### AIM OF THE TASK:
Return the records, each one exactly as written.

### RECORDS SUPPLIED:

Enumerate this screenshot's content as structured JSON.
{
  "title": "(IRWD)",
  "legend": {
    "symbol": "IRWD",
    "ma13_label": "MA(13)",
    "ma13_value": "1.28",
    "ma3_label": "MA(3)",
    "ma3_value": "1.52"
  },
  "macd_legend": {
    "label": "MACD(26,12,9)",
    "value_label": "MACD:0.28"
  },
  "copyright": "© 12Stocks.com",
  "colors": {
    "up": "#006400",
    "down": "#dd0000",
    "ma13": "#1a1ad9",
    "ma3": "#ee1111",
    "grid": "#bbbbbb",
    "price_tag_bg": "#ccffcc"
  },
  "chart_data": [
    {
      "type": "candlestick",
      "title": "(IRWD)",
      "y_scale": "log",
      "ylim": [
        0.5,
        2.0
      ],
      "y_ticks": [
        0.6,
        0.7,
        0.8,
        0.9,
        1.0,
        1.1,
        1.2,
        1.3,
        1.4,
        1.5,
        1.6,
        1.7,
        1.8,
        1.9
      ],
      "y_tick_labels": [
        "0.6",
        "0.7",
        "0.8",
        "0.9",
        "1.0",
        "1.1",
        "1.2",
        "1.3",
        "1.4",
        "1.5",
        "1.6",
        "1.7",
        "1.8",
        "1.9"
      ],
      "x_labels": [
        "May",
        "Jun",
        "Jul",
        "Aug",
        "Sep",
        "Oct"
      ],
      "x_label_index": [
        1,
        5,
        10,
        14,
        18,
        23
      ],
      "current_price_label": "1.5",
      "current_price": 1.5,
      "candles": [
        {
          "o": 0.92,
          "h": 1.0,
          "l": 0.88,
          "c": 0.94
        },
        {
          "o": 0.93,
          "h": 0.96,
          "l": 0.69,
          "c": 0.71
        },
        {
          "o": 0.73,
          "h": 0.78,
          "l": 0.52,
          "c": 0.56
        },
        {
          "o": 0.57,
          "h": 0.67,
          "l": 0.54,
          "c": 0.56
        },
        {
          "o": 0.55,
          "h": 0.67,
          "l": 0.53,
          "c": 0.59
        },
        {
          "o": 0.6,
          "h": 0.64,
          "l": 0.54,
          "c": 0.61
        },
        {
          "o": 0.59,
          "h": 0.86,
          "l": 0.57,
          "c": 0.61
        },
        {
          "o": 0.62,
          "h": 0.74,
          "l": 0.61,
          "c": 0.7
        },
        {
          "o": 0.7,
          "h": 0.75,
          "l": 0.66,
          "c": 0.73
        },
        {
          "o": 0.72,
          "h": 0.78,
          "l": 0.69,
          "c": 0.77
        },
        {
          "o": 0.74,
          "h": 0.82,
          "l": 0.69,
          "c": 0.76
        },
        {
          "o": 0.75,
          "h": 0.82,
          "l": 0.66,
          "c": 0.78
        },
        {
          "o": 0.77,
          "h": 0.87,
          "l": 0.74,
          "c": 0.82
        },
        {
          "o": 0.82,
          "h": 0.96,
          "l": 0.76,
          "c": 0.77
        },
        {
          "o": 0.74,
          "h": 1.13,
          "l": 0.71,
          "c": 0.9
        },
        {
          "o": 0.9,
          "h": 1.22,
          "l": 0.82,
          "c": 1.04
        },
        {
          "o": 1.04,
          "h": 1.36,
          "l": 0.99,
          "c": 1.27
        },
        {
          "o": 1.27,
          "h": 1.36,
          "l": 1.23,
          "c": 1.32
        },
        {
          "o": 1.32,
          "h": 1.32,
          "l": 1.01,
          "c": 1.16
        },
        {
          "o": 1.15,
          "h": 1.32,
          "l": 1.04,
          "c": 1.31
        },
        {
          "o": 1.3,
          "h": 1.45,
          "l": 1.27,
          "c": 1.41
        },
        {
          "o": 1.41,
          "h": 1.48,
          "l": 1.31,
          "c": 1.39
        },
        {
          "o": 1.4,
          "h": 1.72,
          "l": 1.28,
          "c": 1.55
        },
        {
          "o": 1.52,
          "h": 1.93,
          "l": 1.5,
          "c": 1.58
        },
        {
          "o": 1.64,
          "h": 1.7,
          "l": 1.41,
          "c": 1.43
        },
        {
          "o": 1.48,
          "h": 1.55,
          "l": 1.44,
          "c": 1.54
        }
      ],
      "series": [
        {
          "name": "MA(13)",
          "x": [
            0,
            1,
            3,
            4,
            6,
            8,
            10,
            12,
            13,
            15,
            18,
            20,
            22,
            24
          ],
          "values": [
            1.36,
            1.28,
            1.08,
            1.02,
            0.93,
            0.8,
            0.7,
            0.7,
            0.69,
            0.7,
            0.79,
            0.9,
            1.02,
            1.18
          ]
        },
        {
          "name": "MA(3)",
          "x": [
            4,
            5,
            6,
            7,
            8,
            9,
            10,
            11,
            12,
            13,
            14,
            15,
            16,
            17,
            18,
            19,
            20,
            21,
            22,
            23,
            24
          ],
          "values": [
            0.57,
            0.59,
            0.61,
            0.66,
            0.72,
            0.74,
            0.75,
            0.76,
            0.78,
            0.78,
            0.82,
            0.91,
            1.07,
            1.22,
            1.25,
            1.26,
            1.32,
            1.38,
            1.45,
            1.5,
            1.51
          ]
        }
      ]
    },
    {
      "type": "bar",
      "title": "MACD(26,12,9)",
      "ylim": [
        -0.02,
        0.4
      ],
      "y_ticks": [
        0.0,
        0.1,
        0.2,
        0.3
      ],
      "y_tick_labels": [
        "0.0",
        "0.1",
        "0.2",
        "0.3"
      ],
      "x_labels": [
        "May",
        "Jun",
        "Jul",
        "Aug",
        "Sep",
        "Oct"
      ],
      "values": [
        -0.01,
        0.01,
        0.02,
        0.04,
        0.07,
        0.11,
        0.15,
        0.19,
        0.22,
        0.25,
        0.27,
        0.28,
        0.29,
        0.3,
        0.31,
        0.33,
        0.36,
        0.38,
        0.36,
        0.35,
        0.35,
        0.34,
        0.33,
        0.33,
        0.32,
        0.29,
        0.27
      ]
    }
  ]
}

### RESULT OF THIS EXERCISE:
Enumerate this screenshot's content as structured JSON.
{
  "title": "(IRWD)",
  "legend": {
    "symbol": "IRWD",
    "ma13_label": "MA(13)",
    "ma13_value": "1.28",
    "ma3_label": "MA(3)",
    "ma3_value": "1.52"
  },
  "macd_legend": {
    "label": "MACD(26,12,9)",
    "value_label": "MACD:0.28"
  },
  "copyright": "© 12Stocks.com",
  "colors": {
    "up": "#006400",
    "down": "#dd0000",
    "ma13": "#1a1ad9",
    "ma3": "#ee1111",
    "grid": "#bbbbbb",
    "price_tag_bg": "#ccffcc"
  },
  "chart_data": [
    {
      "type": "candlestick",
      "title": "(IRWD)",
      "y_scale": "log",
      "ylim": [
        0.5,
        2.0
      ],
      "y_ticks": [
        0.6,
        0.7,
        0.8,
        0.9,
        1.0,
        1.1,
        1.2,
        1.3,
        1.4,
        1.5,
        1.6,
        1.7,
        1.8,
        1.9
      ],
      "y_tick_labels": [
        "0.6",
        "0.7",
        "0.8",
        "0.9",
        "1.0",
        "1.1",
        "1.2",
        "1.3",
        "1.4",
        "1.5",
        "1.6",
        "1.7",
        "1.8",
        "1.9"
      ],
      "x_labels": [
        "May",
        "Jun",
        "Jul",
        "Aug",
        "Sep",
        "Oct"
      ],
      "x_label_index": [
        1,
        5,
        10,
        14,
        18,
        23
      ],
      "current_price_label": "1.5",
      "current_price": 1.5,
      "candles": [
        {
          "o": 0.92,
          "h": 1.0,
          "l": 0.88,
          "c": 0.94
        },
        {
          "o": 0.93,
          "h": 0.96,
          "l": 0.69,
          "c": 0.71
        },
        {
          "o": 0.73,
          "h": 0.78,
          "l": 0.52,
          "c": 0.56
        },
        {
          "o": 0.57,
          "h": 0.67,
          "l": 0.54,
          "c": 0.56
        },
        {
          "o": 0.55,
          "h": 0.67,
          "l": 0.53,
          "c": 0.59
        },
        {
          "o": 0.6,
          "h": 0.64,
          "l": 0.54,
          "c": 0.61
        },
        {
          "o": 0.59,
          "h": 0.86,
          "l": 0.57,
          "c": 0.61
        },
        {
          "o": 0.62,
          "h": 0.74,
          "l": 0.61,
          "c": 0.7
        },
        {
          "o": 0.7,
          "h": 0.75,
          "l": 0.66,
          "c": 0.73
        },
        {
          "o": 0.72,
          "h": 0.78,
          "l": 0.69,
          "c": 0.77
        },
        {
          "o": 0.74,
          "h": 0.82,
          "l": 0.69,
          "c": 0.76
        },
        {
          "o": 0.75,
          "h": 0.82,
          "l": 0.66,
          "c": 0.78
        },
        {
          "o": 0.77,
          "h": 0.87,
          "l": 0.74,
          "c": 0.82
        },
        {
          "o": 0.82,
          "h": 0.96,
          "l": 0.76,
          "c": 0.77
        },
        {
          "o": 0.74,
          "h": 1.13,
          "l": 0.71,
          "c": 0.9
        },
        {
          "o": 0.9,
          "h": 1.22,
          "l": 0.82,
          "c": 1.04
        },
        {
          "o": 1.04,
          "h": 1.36,
          "l": 0.99,
          "c": 1.27
        },
        {
          "o": 1.27,
          "h": 1.36,
          "l": 1.23,
          "c": 1.32
        },
        {
          "o": 1.32,
          "h": 1.32,
          "l": 1.01,
          "c": 1.16
        },
        {
          "o": 1.15,
          "h": 1.32,
          "l": 1.04,
          "c": 1.31
        },
        {
          "o": 1.3,
          "h": 1.45,
          "l": 1.27,
          "c": 1.41
        },
        {
          "o": 1.41,
          "h": 1.48,
          "l": 1.31,
          "c": 1.39
        },
        {
          "o": 1.4,
          "h": 1.72,
          "l": 1.28,
          "c": 1.55
        },
        {
          "o": 1.52,
          "h": 1.93,
          "l": 1.5,
          "c": 1.58
        },
        {
          "o": 1.64,
          "h": 1.7,
          "l": 1.41,
          "c": 1.43
        },
        {
          "o": 1.48,
          "h": 1.55,
          "l": 1.44,
          "c": 1.54
        }
      ],
      "series": [
        {
          "name": "MA(13)",
          "x": [
            0,
            1,
            3,
            4,
            6,
            8,
            10,
            12,
            13,
            15,
            18,
            20,
            22,
            24
          ],
          "values": [
            1.36,
            1.28,
            1.08,
            1.02,
            0.93,
            0.8,
            0.7,
            0.7,
            0.69,
            0.7,
            0.79,
            0.9,
            1.02,
            1.18
          ]
        },
        {
          "name": "MA(3)",
          "x": [
            4,
            5,
            6,
            7,
            8,
            9,
            10,
            11,
            12,
            13,
            14,
            15,
            16,
            17,
            18,
            19,
            20,
            21,
            22,
            23,
            24
          ],
          "values": [
            0.57,
            0.59,
            0.61,
            0.66,
            0.72,
            0.74,
            0.75,
            0.76,
            0.78,
            0.78,
            0.82,
            0.91,
            1.07,
            1.22,
            1.25,
            1.26,
            1.32,
            1.38,
            1.45,
            1.5,
            1.51
          ]
        }
      ]
    },
    {
      "type": "bar",
      "title": "MACD(26,12,9)",
      "ylim": [
        -0.02,
        0.4
      ],
      "y_ticks": [
        0.0,
        0.1,
        0.2,
        0.3
      ],
      "y_tick_labels": [
        "0.0",
        "0.1",
        "0.2",
        "0.3"
      ],
      "x_labels": [
        "May",
        "Jun",
        "Jul",
        "Aug",
        "Sep",
        "Oct"
      ],
      "values": [
        -0.01,
        0.01,
        0.02,
        0.04,
        0.07,
        0.11,
        0.15,
        0.19,
        0.22,
        0.25,
        0.27,
        0.28,
        0.29,
        0.3,
        0.31,
        0.33,
        0.36,
        0.38,
        0.36,
        0.35,
        0.35,
        0.34,
        0.33,
        0.33,
        0.32,
        0.29,
        0.27
      ]
    }
  ]
}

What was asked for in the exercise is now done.